__MATERIAL__.
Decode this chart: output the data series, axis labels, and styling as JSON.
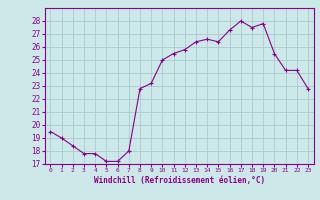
{
  "x": [
    0,
    1,
    2,
    3,
    4,
    5,
    6,
    7,
    8,
    9,
    10,
    11,
    12,
    13,
    14,
    15,
    16,
    17,
    18,
    19,
    20,
    21,
    22,
    23
  ],
  "y": [
    19.5,
    19.0,
    18.4,
    17.8,
    17.8,
    17.2,
    17.2,
    18.0,
    22.8,
    23.2,
    25.0,
    25.5,
    25.8,
    26.4,
    26.6,
    26.4,
    27.3,
    28.0,
    27.5,
    27.8,
    25.5,
    24.2,
    24.2,
    22.8
  ],
  "line_color": "#8B008B",
  "marker": "+",
  "marker_color": "#8B008B",
  "bg_color": "#cce8e8",
  "grid_color": "#aacccc",
  "xlabel": "Windchill (Refroidissement éolien,°C)",
  "xlabel_color": "#8B008B",
  "tick_color": "#8B008B",
  "ylim": [
    17,
    29
  ],
  "yticks": [
    17,
    18,
    19,
    20,
    21,
    22,
    23,
    24,
    25,
    26,
    27,
    28
  ],
  "xlim": [
    -0.5,
    23.5
  ],
  "xticks": [
    0,
    1,
    2,
    3,
    4,
    5,
    6,
    7,
    8,
    9,
    10,
    11,
    12,
    13,
    14,
    15,
    16,
    17,
    18,
    19,
    20,
    21,
    22,
    23
  ]
}
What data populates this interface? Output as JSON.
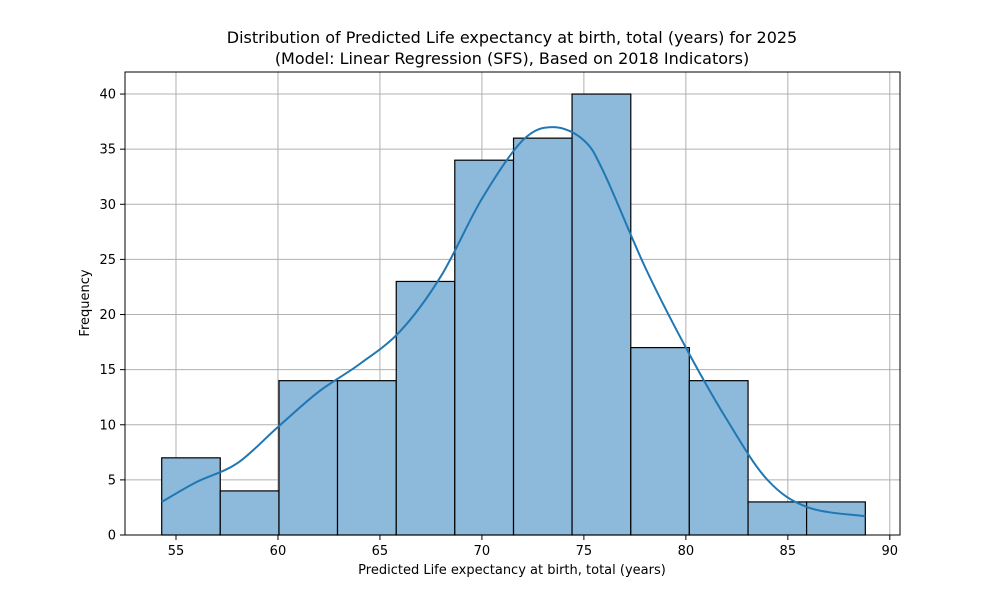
{
  "chart_data": {
    "type": "bar",
    "subtype": "histogram",
    "title_line1": "Distribution of Predicted Life expectancy at birth, total (years) for 2025",
    "title_line2": "(Model: Linear Regression (SFS), Based on 2018 Indicators)",
    "xlabel": "Predicted Life expectancy at birth, total (years)",
    "ylabel": "Frequency",
    "xlim": [
      52.5,
      90.5
    ],
    "ylim": [
      0,
      42
    ],
    "x_ticks": [
      55,
      60,
      65,
      70,
      75,
      80,
      85,
      90
    ],
    "y_ticks": [
      0,
      5,
      10,
      15,
      20,
      25,
      30,
      35,
      40
    ],
    "grid": true,
    "bin_edges": [
      54.3,
      57.17,
      60.05,
      62.92,
      65.8,
      68.67,
      71.55,
      74.42,
      77.3,
      80.17,
      83.05,
      85.92,
      88.8
    ],
    "counts": [
      7,
      4,
      14,
      14,
      23,
      34,
      36,
      40,
      17,
      14,
      3,
      3
    ],
    "kde": {
      "x": [
        54.3,
        56,
        58,
        60,
        62,
        64,
        66,
        68,
        70,
        72,
        73.5,
        75,
        76,
        78,
        80,
        82,
        84,
        86,
        88.8
      ],
      "y": [
        3.0,
        4.8,
        6.5,
        9.8,
        13.0,
        15.5,
        18.5,
        23.5,
        30.5,
        35.8,
        37.0,
        35.8,
        32.8,
        24.3,
        17.0,
        10.5,
        5.0,
        2.5,
        1.7
      ]
    },
    "colors": {
      "bar_fill": "#8db9da",
      "bar_edge": "#000000",
      "kde_line": "#1f77b4",
      "grid": "#b0b0b0"
    }
  }
}
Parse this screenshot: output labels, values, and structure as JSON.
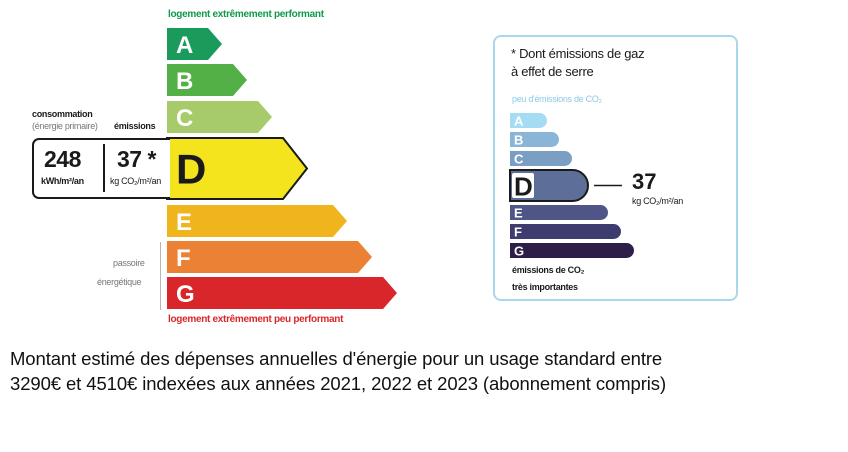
{
  "energy_scale": {
    "top_label": "logement extrêmement performant",
    "bottom_label": "logement extrêmement peu performant",
    "consumption_label_1": "consommation",
    "consumption_label_2": "(énergie primaire)",
    "emissions_label": "émissions",
    "consumption_value": "248",
    "consumption_unit": "kWh/m²/an",
    "emissions_value": "37 *",
    "emissions_unit": "kg CO₂/m²/an",
    "side_label_1": "passoire",
    "side_label_2": "énergétique",
    "current_class": "D",
    "classes": [
      {
        "letter": "A",
        "color": "#1a9b5c"
      },
      {
        "letter": "B",
        "color": "#53b047"
      },
      {
        "letter": "C",
        "color": "#a7cb6a"
      },
      {
        "letter": "D",
        "color": "#f4e41d"
      },
      {
        "letter": "E",
        "color": "#f0b41c"
      },
      {
        "letter": "F",
        "color": "#eb8134"
      },
      {
        "letter": "G",
        "color": "#d9262b"
      }
    ]
  },
  "ges_panel": {
    "title_1": "* Dont émissions de gaz",
    "title_2": "à effet de serre",
    "top_label": "peu d'émissions de CO₂",
    "bottom_label_1": "émissions de CO₂",
    "bottom_label_2": "très importantes",
    "value": "37",
    "unit": "kg CO₂/m²/an",
    "current_class": "D",
    "classes": [
      {
        "letter": "A",
        "color": "#a5dcf4"
      },
      {
        "letter": "B",
        "color": "#8bb5d6"
      },
      {
        "letter": "C",
        "color": "#7a9fc2"
      },
      {
        "letter": "D",
        "color": "#5d6f98"
      },
      {
        "letter": "E",
        "color": "#4f5586"
      },
      {
        "letter": "F",
        "color": "#3e3b6e"
      },
      {
        "letter": "G",
        "color": "#2e1f48"
      }
    ]
  },
  "footer_line_1": "Montant estimé des dépenses annuelles d'énergie pour un usage standard entre",
  "footer_line_2": "3290€ et 4510€ indexées aux années 2021, 2022 et 2023 (abonnement compris)"
}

__PROBLEM DESCRIPTION__.
Scan the lines for the string "this". Pick out every line that has it.

__EXERCISE OUTPUT__.
Decode this chart: output the data series, axis labels, and styling as JSON.
What data populates this interface? Output as JSON.
Parse this screenshot: output labels, values, and structure as JSON.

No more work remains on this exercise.